::: RECORDED INFORMATION :::

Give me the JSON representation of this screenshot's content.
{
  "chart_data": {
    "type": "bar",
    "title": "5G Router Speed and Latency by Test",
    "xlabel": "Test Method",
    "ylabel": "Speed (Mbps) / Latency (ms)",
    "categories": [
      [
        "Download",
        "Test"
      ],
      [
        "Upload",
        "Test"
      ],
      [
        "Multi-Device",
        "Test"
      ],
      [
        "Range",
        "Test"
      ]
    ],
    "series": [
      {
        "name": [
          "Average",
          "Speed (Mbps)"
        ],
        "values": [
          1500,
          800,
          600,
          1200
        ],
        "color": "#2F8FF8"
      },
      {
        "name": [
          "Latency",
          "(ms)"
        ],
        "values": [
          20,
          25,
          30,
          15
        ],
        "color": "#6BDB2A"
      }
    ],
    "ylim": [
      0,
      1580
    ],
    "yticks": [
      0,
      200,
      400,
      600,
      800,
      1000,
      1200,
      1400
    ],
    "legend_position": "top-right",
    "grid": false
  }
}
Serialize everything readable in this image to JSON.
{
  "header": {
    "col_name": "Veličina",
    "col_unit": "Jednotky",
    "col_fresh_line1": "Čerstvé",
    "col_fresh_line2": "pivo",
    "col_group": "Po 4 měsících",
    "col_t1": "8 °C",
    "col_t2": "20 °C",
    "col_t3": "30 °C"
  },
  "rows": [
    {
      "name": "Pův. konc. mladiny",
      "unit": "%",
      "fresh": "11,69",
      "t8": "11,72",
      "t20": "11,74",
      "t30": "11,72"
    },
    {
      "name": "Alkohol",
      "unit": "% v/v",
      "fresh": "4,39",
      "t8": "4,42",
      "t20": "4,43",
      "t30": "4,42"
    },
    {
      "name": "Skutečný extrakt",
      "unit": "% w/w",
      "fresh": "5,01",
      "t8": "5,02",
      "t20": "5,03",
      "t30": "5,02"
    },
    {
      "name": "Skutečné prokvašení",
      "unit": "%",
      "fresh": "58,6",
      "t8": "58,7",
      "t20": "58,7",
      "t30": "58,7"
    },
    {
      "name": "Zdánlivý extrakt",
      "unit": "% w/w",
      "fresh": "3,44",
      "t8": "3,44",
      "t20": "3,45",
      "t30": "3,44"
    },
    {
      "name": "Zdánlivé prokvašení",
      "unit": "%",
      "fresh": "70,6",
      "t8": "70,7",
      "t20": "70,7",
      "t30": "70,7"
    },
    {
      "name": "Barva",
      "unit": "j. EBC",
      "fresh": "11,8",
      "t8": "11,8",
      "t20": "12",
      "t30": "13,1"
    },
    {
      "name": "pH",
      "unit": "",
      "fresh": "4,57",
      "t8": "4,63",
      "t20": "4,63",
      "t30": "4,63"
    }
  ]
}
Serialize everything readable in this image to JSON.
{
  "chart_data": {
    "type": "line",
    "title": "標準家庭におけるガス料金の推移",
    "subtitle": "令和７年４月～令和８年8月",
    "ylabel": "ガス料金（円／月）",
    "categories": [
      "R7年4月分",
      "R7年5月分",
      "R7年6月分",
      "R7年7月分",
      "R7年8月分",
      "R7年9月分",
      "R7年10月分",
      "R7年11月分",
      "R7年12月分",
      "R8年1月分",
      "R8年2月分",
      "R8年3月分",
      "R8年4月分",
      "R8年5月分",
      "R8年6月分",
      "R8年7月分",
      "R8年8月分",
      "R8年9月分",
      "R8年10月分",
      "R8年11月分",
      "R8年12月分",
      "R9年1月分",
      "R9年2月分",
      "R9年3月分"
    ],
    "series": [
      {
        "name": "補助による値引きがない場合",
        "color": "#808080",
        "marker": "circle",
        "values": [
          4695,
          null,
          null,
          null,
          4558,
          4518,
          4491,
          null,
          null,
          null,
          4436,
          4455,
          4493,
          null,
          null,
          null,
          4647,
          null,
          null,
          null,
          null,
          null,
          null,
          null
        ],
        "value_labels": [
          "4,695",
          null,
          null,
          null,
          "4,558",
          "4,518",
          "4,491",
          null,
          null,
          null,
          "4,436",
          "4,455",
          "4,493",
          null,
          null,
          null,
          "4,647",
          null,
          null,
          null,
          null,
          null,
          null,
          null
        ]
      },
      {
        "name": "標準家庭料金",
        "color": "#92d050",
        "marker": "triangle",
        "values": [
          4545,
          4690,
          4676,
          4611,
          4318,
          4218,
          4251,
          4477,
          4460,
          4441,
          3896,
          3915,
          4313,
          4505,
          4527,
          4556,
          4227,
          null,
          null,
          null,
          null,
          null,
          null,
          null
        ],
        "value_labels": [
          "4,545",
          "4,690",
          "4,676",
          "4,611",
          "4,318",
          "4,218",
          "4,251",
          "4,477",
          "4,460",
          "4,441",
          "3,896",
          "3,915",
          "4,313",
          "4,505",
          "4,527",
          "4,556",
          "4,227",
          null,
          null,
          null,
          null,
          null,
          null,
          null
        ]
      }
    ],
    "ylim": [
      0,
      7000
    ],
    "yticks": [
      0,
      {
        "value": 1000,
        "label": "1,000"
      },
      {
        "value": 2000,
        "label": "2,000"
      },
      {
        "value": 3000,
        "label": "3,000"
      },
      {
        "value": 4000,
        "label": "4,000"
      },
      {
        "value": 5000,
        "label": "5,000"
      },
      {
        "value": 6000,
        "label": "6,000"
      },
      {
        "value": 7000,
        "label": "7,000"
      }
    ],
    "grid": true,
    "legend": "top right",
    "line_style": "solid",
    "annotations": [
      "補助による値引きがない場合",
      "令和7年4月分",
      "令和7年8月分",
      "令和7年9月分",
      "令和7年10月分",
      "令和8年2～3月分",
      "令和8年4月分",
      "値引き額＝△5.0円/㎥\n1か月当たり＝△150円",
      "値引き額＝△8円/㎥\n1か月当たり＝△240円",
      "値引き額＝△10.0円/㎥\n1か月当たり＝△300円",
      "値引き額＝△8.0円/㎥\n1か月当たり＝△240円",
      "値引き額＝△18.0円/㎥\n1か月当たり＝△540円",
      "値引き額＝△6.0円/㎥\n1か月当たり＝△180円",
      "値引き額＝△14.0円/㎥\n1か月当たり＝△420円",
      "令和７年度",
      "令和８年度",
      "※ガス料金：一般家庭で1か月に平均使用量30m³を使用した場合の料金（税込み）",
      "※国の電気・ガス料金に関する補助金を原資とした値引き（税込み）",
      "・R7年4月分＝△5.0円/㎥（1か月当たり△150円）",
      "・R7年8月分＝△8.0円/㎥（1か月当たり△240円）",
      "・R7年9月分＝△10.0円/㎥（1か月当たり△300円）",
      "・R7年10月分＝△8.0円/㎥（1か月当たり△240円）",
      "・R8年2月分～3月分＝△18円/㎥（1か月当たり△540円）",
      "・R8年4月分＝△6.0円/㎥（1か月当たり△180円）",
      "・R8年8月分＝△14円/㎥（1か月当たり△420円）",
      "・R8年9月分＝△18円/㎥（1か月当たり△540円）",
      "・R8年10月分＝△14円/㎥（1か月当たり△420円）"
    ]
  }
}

:::

* **TASK OBJECTIVE**:
Exact output of every entry is required.

* **THE RESULT**:
Give me the JSON representation of this screenshot's content.
{
  "chart_data": {
    "type": "bar",
    "title": "5G Router Speed and Latency by Test",
    "xlabel": "Test Method",
    "ylabel": "Speed (Mbps) / Latency (ms)",
    "categories": [
      [
        "Download",
        "Test"
      ],
      [
        "Upload",
        "Test"
      ],
      [
        "Multi-Device",
        "Test"
      ],
      [
        "Range",
        "Test"
      ]
    ],
    "series": [
      {
        "name": [
          "Average",
          "Speed (Mbps)"
        ],
        "values": [
          1500,
          800,
          600,
          1200
        ],
        "color": "#2F8FF8"
      },
      {
        "name": [
          "Latency",
          "(ms)"
        ],
        "values": [
          20,
          25,
          30,
          15
        ],
        "color": "#6BDB2A"
      }
    ],
    "ylim": [
      0,
      1580
    ],
    "yticks": [
      0,
      200,
      400,
      600,
      800,
      1000,
      1200,
      1400
    ],
    "legend_position": "top-right",
    "grid": false
  }
}
Serialize everything readable in this image to JSON.
{
  "header": {
    "col_name": "Veličina",
    "col_unit": "Jednotky",
    "col_fresh_line1": "Čerstvé",
    "col_fresh_line2": "pivo",
    "col_group": "Po 4 měsících",
    "col_t1": "8 °C",
    "col_t2": "20 °C",
    "col_t3": "30 °C"
  },
  "rows": [
    {
      "name": "Pův. konc. mladiny",
      "unit": "%",
      "fresh": "11,69",
      "t8": "11,72",
      "t20": "11,74",
      "t30": "11,72"
    },
    {
      "name": "Alkohol",
      "unit": "% v/v",
      "fresh": "4,39",
      "t8": "4,42",
      "t20": "4,43",
      "t30": "4,42"
    },
    {
      "name": "Skutečný extrakt",
      "unit": "% w/w",
      "fresh": "5,01",
      "t8": "5,02",
      "t20": "5,03",
      "t30": "5,02"
    },
    {
      "name": "Skutečné prokvašení",
      "unit": "%",
      "fresh": "58,6",
      "t8": "58,7",
      "t20": "58,7",
      "t30": "58,7"
    },
    {
      "name": "Zdánlivý extrakt",
      "unit": "% w/w",
      "fresh": "3,44",
      "t8": "3,44",
      "t20": "3,45",
      "t30": "3,44"
    },
    {
      "name": "Zdánlivé prokvašení",
      "unit": "%",
      "fresh": "70,6",
      "t8": "70,7",
      "t20": "70,7",
      "t30": "70,7"
    },
    {
      "name": "Barva",
      "unit": "j. EBC",
      "fresh": "11,8",
      "t8": "11,8",
      "t20": "12",
      "t30": "13,1"
    },
    {
      "name": "pH",
      "unit": "",
      "fresh": "4,57",
      "t8": "4,63",
      "t20": "4,63",
      "t30": "4,63"
    }
  ]
}
Serialize everything readable in this image to JSON.
{
  "chart_data": {
    "type": "line",
    "title": "標準家庭におけるガス料金の推移",
    "subtitle": "令和７年４月～令和８年8月",
    "ylabel": "ガス料金（円／月）",
    "categories": [
      "R7年4月分",
      "R7年5月分",
      "R7年6月分",
      "R7年7月分",
      "R7年8月分",
      "R7年9月分",
      "R7年10月分",
      "R7年11月分",
      "R7年12月分",
      "R8年1月分",
      "R8年2月分",
      "R8年3月分",
      "R8年4月分",
      "R8年5月分",
      "R8年6月分",
      "R8年7月分",
      "R8年8月分",
      "R8年9月分",
      "R8年10月分",
      "R8年11月分",
      "R8年12月分",
      "R9年1月分",
      "R9年2月分",
      "R9年3月分"
    ],
    "series": [
      {
        "name": "補助による値引きがない場合",
        "color": "#808080",
        "marker": "circle",
        "values": [
          4695,
          null,
          null,
          null,
          4558,
          4518,
          4491,
          null,
          null,
          null,
          4436,
          4455,
          4493,
          null,
          null,
          null,
          4647,
          null,
          null,
          null,
          null,
          null,
          null,
          null
        ],
        "value_labels": [
          "4,695",
          null,
          null,
          null,
          "4,558",
          "4,518",
          "4,491",
          null,
          null,
          null,
          "4,436",
          "4,455",
          "4,493",
          null,
          null,
          null,
          "4,647",
          null,
          null,
          null,
          null,
          null,
          null,
          null
        ]
      },
      {
        "name": "標準家庭料金",
        "color": "#92d050",
        "marker": "triangle",
        "values": [
          4545,
          4690,
          4676,
          4611,
          4318,
          4218,
          4251,
          4477,
          4460,
          4441,
          3896,
          3915,
          4313,
          4505,
          4527,
          4556,
          4227,
          null,
          null,
          null,
          null,
          null,
          null,
          null
        ],
        "value_labels": [
          "4,545",
          "4,690",
          "4,676",
          "4,611",
          "4,318",
          "4,218",
          "4,251",
          "4,477",
          "4,460",
          "4,441",
          "3,896",
          "3,915",
          "4,313",
          "4,505",
          "4,527",
          "4,556",
          "4,227",
          null,
          null,
          null,
          null,
          null,
          null,
          null
        ]
      }
    ],
    "ylim": [
      0,
      7000
    ],
    "yticks": [
      0,
      {
        "value": 1000,
        "label": "1,000"
      },
      {
        "value": 2000,
        "label": "2,000"
      },
      {
        "value": 3000,
        "label": "3,000"
      },
      {
        "value": 4000,
        "label": "4,000"
      },
      {
        "value": 5000,
        "label": "5,000"
      },
      {
        "value": 6000,
        "label": "6,000"
      },
      {
        "value": 7000,
        "label": "7,000"
      }
    ],
    "grid": true,
    "legend": "top right",
    "line_style": "solid",
    "annotations": [
      "補助による値引きがない場合",
      "令和7年4月分",
      "令和7年8月分",
      "令和7年9月分",
      "令和7年10月分",
      "令和8年2～3月分",
      "令和8年4月分",
      "値引き額＝△5.0円/㎥\n1か月当たり＝△150円",
      "値引き額＝△8円/㎥\n1か月当たり＝△240円",
      "値引き額＝△10.0円/㎥\n1か月当たり＝△300円",
      "値引き額＝△8.0円/㎥\n1か月当たり＝△240円",
      "値引き額＝△18.0円/㎥\n1か月当たり＝△540円",
      "値引き額＝△6.0円/㎥\n1か月当たり＝△180円",
      "値引き額＝△14.0円/㎥\n1か月当たり＝△420円",
      "令和７年度",
      "令和８年度",
      "※ガス料金：一般家庭で1か月に平均使用量30m³を使用した場合の料金（税込み）",
      "※国の電気・ガス料金に関する補助金を原資とした値引き（税込み）",
      "・R7年4月分＝△5.0円/㎥（1か月当たり△150円）",
      "・R7年8月分＝△8.0円/㎥（1か月当たり△240円）",
      "・R7年9月分＝△10.0円/㎥（1か月当たり△300円）",
      "・R7年10月分＝△8.0円/㎥（1か月当たり△240円）",
      "・R8年2月分～3月分＝△18円/㎥（1か月当たり△540円）",
      "・R8年4月分＝△6.0円/㎥（1か月当たり△180円）",
      "・R8年8月分＝△14円/㎥（1か月当たり△420円）",
      "・R8年9月分＝△18円/㎥（1か月当たり△540円）",
      "・R8年10月分＝△14円/㎥（1か月当たり△420円）"
    ]
  }
}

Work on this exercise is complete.